▶ The records
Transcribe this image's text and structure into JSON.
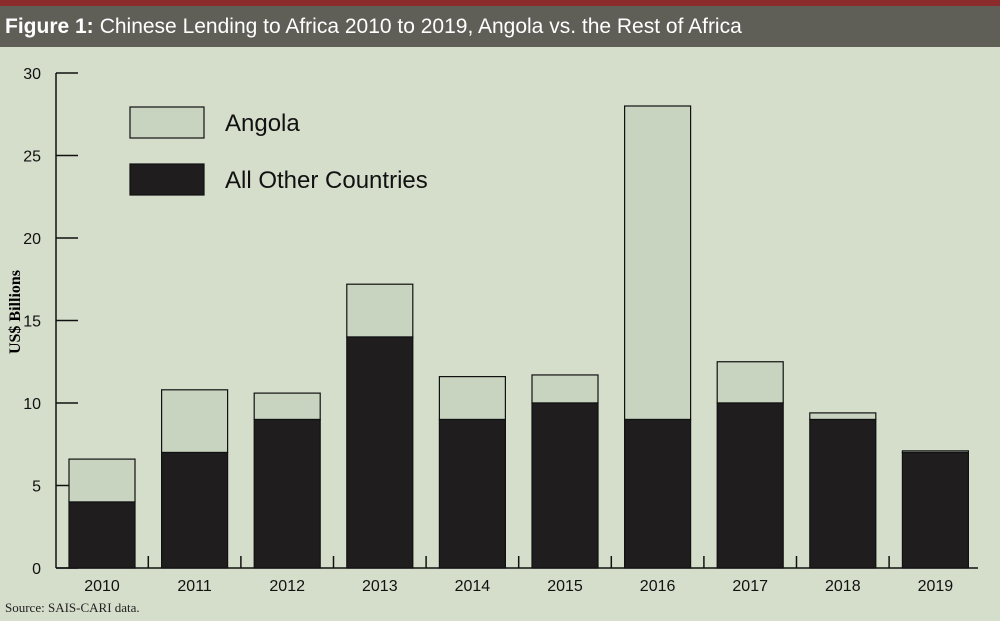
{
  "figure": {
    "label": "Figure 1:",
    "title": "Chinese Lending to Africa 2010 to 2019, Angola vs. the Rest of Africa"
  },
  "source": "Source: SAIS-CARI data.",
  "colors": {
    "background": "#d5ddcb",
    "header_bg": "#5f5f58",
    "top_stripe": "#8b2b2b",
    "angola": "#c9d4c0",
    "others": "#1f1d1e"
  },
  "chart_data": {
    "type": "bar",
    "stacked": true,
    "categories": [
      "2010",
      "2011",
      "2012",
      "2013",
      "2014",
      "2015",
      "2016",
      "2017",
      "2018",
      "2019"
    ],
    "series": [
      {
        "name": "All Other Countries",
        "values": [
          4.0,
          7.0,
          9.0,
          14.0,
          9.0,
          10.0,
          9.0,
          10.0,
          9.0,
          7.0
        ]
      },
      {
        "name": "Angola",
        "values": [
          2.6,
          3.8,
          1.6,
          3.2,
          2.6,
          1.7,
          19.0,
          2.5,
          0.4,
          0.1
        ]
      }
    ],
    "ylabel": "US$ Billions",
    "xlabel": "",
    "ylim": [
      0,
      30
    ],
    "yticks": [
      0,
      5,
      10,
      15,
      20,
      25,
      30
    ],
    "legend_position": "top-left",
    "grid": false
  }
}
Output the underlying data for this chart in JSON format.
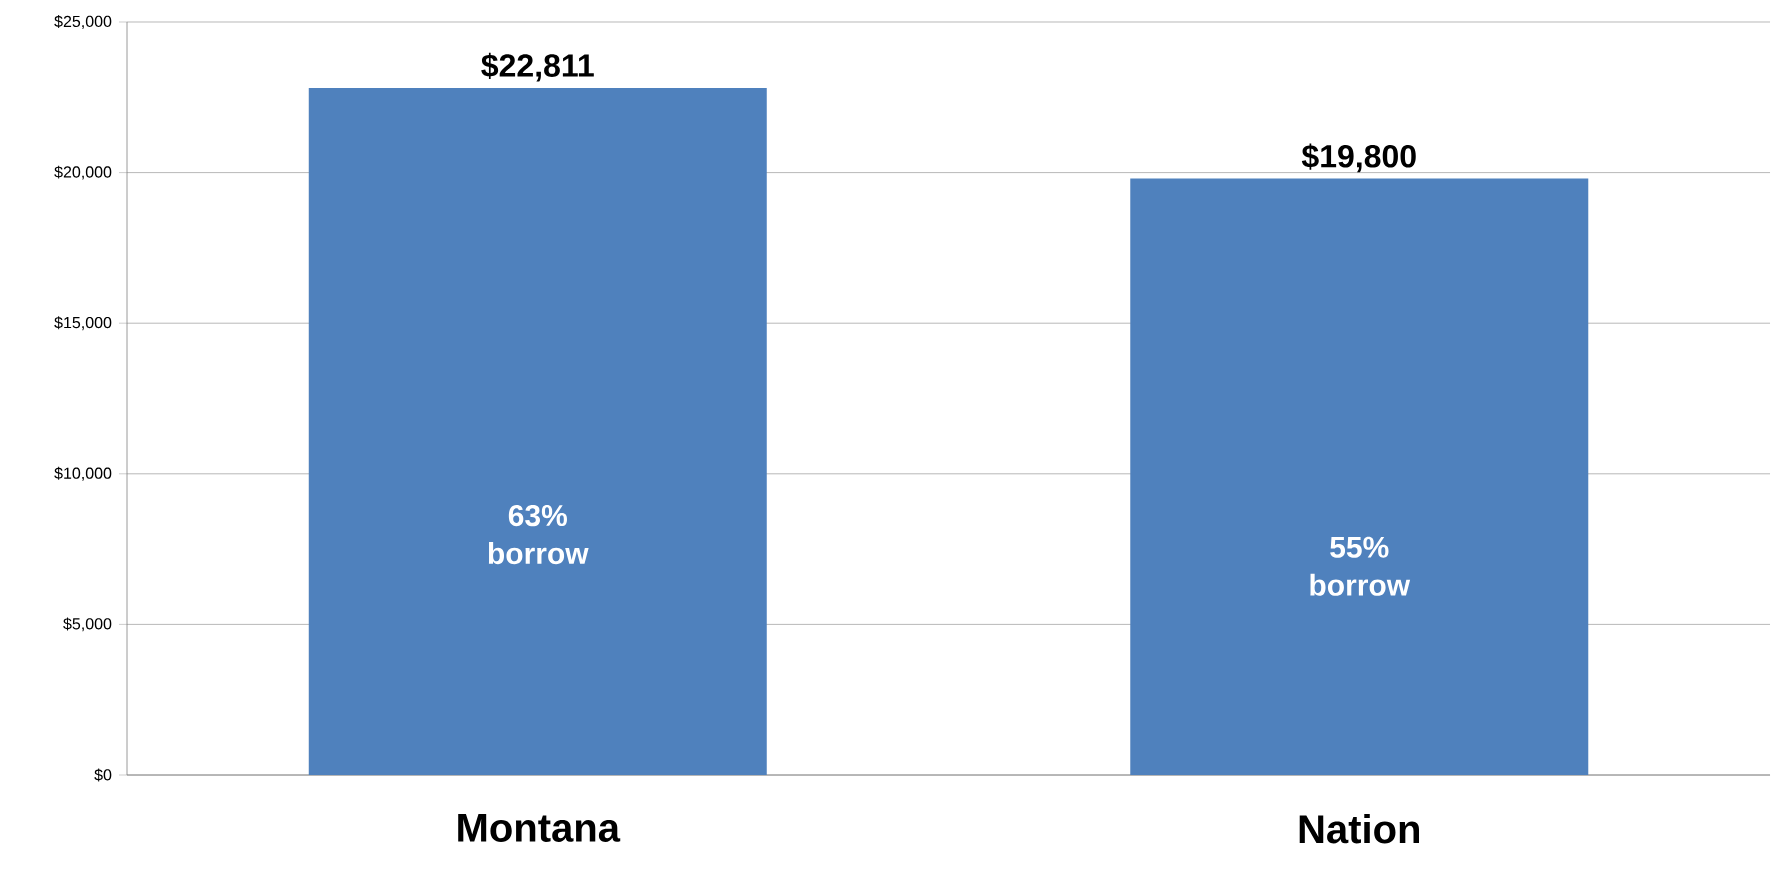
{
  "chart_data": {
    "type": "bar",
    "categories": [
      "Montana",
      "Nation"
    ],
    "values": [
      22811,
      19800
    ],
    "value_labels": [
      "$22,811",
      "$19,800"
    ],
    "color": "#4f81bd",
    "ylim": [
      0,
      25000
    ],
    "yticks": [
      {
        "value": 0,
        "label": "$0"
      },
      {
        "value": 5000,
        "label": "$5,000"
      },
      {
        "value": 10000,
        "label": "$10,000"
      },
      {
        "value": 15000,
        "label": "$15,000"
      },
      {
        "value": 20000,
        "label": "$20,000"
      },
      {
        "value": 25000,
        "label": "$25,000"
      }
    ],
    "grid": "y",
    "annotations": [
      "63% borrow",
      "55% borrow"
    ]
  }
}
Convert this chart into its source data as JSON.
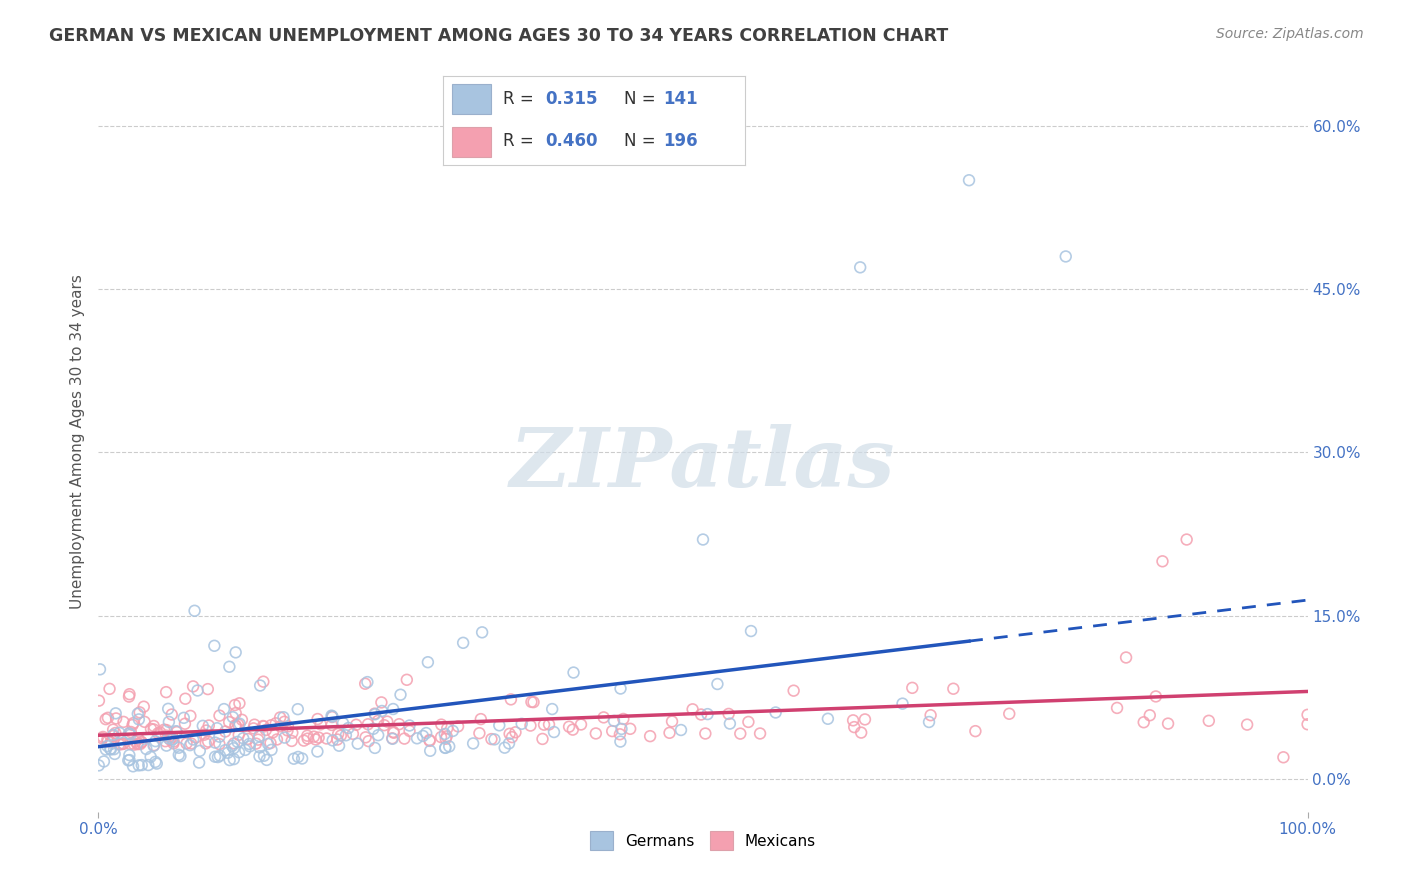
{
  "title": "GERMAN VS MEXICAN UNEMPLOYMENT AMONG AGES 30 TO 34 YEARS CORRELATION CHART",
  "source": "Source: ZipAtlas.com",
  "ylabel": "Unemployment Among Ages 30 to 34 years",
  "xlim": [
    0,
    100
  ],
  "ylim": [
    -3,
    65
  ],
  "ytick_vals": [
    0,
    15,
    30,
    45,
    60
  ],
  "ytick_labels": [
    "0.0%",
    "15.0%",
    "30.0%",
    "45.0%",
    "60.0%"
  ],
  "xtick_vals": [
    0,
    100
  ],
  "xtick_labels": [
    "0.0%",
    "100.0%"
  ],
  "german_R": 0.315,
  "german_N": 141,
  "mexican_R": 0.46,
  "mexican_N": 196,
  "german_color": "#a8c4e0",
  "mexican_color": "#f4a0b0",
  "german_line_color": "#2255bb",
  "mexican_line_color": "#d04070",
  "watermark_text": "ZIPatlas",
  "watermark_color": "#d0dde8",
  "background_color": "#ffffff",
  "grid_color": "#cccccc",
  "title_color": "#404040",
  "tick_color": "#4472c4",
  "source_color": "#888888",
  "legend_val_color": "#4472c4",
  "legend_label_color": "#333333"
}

▶ Task details
Give back, word for word, every line from the one holding "Convert this chart" through the last line of the listing. Pictures are excluded.

▶ Complete answer
Convert this chart into its source data as JSON.
{
  "title": "GERMAN VS MEXICAN UNEMPLOYMENT AMONG AGES 30 TO 34 YEARS CORRELATION CHART",
  "source": "Source: ZipAtlas.com",
  "ylabel": "Unemployment Among Ages 30 to 34 years",
  "xlim": [
    0,
    100
  ],
  "ylim": [
    -3,
    65
  ],
  "ytick_vals": [
    0,
    15,
    30,
    45,
    60
  ],
  "ytick_labels": [
    "0.0%",
    "15.0%",
    "30.0%",
    "45.0%",
    "60.0%"
  ],
  "xtick_vals": [
    0,
    100
  ],
  "xtick_labels": [
    "0.0%",
    "100.0%"
  ],
  "german_R": 0.315,
  "german_N": 141,
  "mexican_R": 0.46,
  "mexican_N": 196,
  "german_color": "#a8c4e0",
  "mexican_color": "#f4a0b0",
  "german_line_color": "#2255bb",
  "mexican_line_color": "#d04070",
  "watermark_text": "ZIPatlas",
  "watermark_color": "#d0dde8",
  "background_color": "#ffffff",
  "grid_color": "#cccccc",
  "title_color": "#404040",
  "tick_color": "#4472c4",
  "source_color": "#888888",
  "legend_val_color": "#4472c4",
  "legend_label_color": "#333333"
}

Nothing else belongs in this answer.